Figure contents as structured data:

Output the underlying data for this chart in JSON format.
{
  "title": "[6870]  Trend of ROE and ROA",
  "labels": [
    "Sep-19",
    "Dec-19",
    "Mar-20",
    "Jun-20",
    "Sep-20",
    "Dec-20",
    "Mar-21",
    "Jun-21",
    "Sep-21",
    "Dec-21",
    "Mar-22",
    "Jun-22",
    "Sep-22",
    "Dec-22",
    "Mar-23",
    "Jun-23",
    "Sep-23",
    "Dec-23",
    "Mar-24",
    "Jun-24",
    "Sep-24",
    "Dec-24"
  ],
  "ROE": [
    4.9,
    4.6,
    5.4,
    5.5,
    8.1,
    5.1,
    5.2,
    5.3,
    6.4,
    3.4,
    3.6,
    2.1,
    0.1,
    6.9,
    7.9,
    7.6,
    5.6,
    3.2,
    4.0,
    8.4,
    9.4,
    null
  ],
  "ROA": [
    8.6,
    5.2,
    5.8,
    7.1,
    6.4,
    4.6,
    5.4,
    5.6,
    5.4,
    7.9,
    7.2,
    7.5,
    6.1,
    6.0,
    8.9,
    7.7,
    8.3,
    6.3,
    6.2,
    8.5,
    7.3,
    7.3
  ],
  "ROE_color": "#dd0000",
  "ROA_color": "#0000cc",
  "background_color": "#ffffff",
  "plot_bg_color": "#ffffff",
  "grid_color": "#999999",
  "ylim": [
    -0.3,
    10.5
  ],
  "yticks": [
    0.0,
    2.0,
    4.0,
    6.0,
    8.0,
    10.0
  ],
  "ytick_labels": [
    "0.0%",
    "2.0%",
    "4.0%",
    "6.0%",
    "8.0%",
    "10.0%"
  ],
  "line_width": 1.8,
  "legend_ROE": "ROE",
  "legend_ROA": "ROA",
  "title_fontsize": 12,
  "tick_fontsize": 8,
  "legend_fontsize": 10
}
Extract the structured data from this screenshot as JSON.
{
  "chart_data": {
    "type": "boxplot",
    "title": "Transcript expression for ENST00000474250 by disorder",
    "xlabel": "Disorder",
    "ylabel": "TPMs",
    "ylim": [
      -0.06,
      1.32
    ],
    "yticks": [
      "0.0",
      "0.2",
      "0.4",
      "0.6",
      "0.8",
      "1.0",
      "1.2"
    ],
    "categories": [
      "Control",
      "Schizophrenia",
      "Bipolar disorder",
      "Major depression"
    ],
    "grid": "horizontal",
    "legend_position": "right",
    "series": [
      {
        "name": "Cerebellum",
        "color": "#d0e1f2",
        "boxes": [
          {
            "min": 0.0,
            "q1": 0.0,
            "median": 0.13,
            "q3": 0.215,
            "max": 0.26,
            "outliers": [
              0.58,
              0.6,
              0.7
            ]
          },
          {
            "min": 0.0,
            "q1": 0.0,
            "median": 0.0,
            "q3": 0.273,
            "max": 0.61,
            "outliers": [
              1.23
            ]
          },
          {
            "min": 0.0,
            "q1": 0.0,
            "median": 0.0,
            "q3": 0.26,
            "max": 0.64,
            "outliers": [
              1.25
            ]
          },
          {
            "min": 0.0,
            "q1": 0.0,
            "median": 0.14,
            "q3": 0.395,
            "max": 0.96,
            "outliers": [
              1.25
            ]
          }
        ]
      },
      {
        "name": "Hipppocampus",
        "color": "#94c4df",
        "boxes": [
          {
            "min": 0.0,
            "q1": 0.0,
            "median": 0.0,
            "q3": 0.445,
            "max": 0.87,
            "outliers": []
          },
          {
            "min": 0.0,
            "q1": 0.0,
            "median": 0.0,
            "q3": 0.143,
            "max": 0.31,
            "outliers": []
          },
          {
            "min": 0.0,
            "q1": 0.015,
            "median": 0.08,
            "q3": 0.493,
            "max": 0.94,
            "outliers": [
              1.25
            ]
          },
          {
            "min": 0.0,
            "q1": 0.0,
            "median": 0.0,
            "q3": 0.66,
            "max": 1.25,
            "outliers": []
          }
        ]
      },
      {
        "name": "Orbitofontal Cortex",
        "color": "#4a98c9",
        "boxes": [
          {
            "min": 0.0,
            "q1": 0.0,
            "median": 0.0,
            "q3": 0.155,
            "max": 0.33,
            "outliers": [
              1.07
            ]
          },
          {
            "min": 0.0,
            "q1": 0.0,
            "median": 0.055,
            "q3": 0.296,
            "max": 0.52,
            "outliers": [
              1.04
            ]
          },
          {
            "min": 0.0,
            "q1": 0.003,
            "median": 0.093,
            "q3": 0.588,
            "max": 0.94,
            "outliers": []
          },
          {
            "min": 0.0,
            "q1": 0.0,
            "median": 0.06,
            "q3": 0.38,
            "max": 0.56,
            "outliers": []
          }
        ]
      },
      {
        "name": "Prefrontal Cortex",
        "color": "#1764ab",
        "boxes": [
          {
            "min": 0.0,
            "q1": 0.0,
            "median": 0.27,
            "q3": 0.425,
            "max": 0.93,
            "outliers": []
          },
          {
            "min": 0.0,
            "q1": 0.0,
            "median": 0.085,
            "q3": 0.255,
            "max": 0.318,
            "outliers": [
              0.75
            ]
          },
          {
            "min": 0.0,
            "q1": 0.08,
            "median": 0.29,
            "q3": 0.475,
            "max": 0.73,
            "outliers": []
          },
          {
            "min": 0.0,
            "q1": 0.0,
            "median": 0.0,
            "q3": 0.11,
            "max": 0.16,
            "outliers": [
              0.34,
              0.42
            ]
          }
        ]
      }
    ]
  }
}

YOUR INSTRUCTIONS: Write out the listing once more, matching it exactly.

WORKED ANSWER:
Output the underlying data for this chart in JSON format.
{
  "title": "[6870]  Trend of ROE and ROA",
  "labels": [
    "Sep-19",
    "Dec-19",
    "Mar-20",
    "Jun-20",
    "Sep-20",
    "Dec-20",
    "Mar-21",
    "Jun-21",
    "Sep-21",
    "Dec-21",
    "Mar-22",
    "Jun-22",
    "Sep-22",
    "Dec-22",
    "Mar-23",
    "Jun-23",
    "Sep-23",
    "Dec-23",
    "Mar-24",
    "Jun-24",
    "Sep-24",
    "Dec-24"
  ],
  "ROE": [
    4.9,
    4.6,
    5.4,
    5.5,
    8.1,
    5.1,
    5.2,
    5.3,
    6.4,
    3.4,
    3.6,
    2.1,
    0.1,
    6.9,
    7.9,
    7.6,
    5.6,
    3.2,
    4.0,
    8.4,
    9.4,
    null
  ],
  "ROA": [
    8.6,
    5.2,
    5.8,
    7.1,
    6.4,
    4.6,
    5.4,
    5.6,
    5.4,
    7.9,
    7.2,
    7.5,
    6.1,
    6.0,
    8.9,
    7.7,
    8.3,
    6.3,
    6.2,
    8.5,
    7.3,
    7.3
  ],
  "ROE_color": "#dd0000",
  "ROA_color": "#0000cc",
  "background_color": "#ffffff",
  "plot_bg_color": "#ffffff",
  "grid_color": "#999999",
  "ylim": [
    -0.3,
    10.5
  ],
  "yticks": [
    0.0,
    2.0,
    4.0,
    6.0,
    8.0,
    10.0
  ],
  "ytick_labels": [
    "0.0%",
    "2.0%",
    "4.0%",
    "6.0%",
    "8.0%",
    "10.0%"
  ],
  "line_width": 1.8,
  "legend_ROE": "ROE",
  "legend_ROA": "ROA",
  "title_fontsize": 12,
  "tick_fontsize": 8,
  "legend_fontsize": 10
}
Extract the structured data from this screenshot as JSON.
{
  "chart_data": {
    "type": "boxplot",
    "title": "Transcript expression for ENST00000474250 by disorder",
    "xlabel": "Disorder",
    "ylabel": "TPMs",
    "ylim": [
      -0.06,
      1.32
    ],
    "yticks": [
      "0.0",
      "0.2",
      "0.4",
      "0.6",
      "0.8",
      "1.0",
      "1.2"
    ],
    "categories": [
      "Control",
      "Schizophrenia",
      "Bipolar disorder",
      "Major depression"
    ],
    "grid": "horizontal",
    "legend_position": "right",
    "series": [
      {
        "name": "Cerebellum",
        "color": "#d0e1f2",
        "boxes": [
          {
            "min": 0.0,
            "q1": 0.0,
            "median": 0.13,
            "q3": 0.215,
            "max": 0.26,
            "outliers": [
              0.58,
              0.6,
              0.7
            ]
          },
          {
            "min": 0.0,
            "q1": 0.0,
            "median": 0.0,
            "q3": 0.273,
            "max": 0.61,
            "outliers": [
              1.23
            ]
          },
          {
            "min": 0.0,
            "q1": 0.0,
            "median": 0.0,
            "q3": 0.26,
            "max": 0.64,
            "outliers": [
              1.25
            ]
          },
          {
            "min": 0.0,
            "q1": 0.0,
            "median": 0.14,
            "q3": 0.395,
            "max": 0.96,
            "outliers": [
              1.25
            ]
          }
        ]
      },
      {
        "name": "Hipppocampus",
        "color": "#94c4df",
        "boxes": [
          {
            "min": 0.0,
            "q1": 0.0,
            "median": 0.0,
            "q3": 0.445,
            "max": 0.87,
            "outliers": []
          },
          {
            "min": 0.0,
            "q1": 0.0,
            "median": 0.0,
            "q3": 0.143,
            "max": 0.31,
            "outliers": []
          },
          {
            "min": 0.0,
            "q1": 0.015,
            "median": 0.08,
            "q3": 0.493,
            "max": 0.94,
            "outliers": [
              1.25
            ]
          },
          {
            "min": 0.0,
            "q1": 0.0,
            "median": 0.0,
            "q3": 0.66,
            "max": 1.25,
            "outliers": []
          }
        ]
      },
      {
        "name": "Orbitofontal Cortex",
        "color": "#4a98c9",
        "boxes": [
          {
            "min": 0.0,
            "q1": 0.0,
            "median": 0.0,
            "q3": 0.155,
            "max": 0.33,
            "outliers": [
              1.07
            ]
          },
          {
            "min": 0.0,
            "q1": 0.0,
            "median": 0.055,
            "q3": 0.296,
            "max": 0.52,
            "outliers": [
              1.04
            ]
          },
          {
            "min": 0.0,
            "q1": 0.003,
            "median": 0.093,
            "q3": 0.588,
            "max": 0.94,
            "outliers": []
          },
          {
            "min": 0.0,
            "q1": 0.0,
            "median": 0.06,
            "q3": 0.38,
            "max": 0.56,
            "outliers": []
          }
        ]
      },
      {
        "name": "Prefrontal Cortex",
        "color": "#1764ab",
        "boxes": [
          {
            "min": 0.0,
            "q1": 0.0,
            "median": 0.27,
            "q3": 0.425,
            "max": 0.93,
            "outliers": []
          },
          {
            "min": 0.0,
            "q1": 0.0,
            "median": 0.085,
            "q3": 0.255,
            "max": 0.318,
            "outliers": [
              0.75
            ]
          },
          {
            "min": 0.0,
            "q1": 0.08,
            "median": 0.29,
            "q3": 0.475,
            "max": 0.73,
            "outliers": []
          },
          {
            "min": 0.0,
            "q1": 0.0,
            "median": 0.0,
            "q3": 0.11,
            "max": 0.16,
            "outliers": [
              0.34,
              0.42
            ]
          }
        ]
      }
    ]
  }
}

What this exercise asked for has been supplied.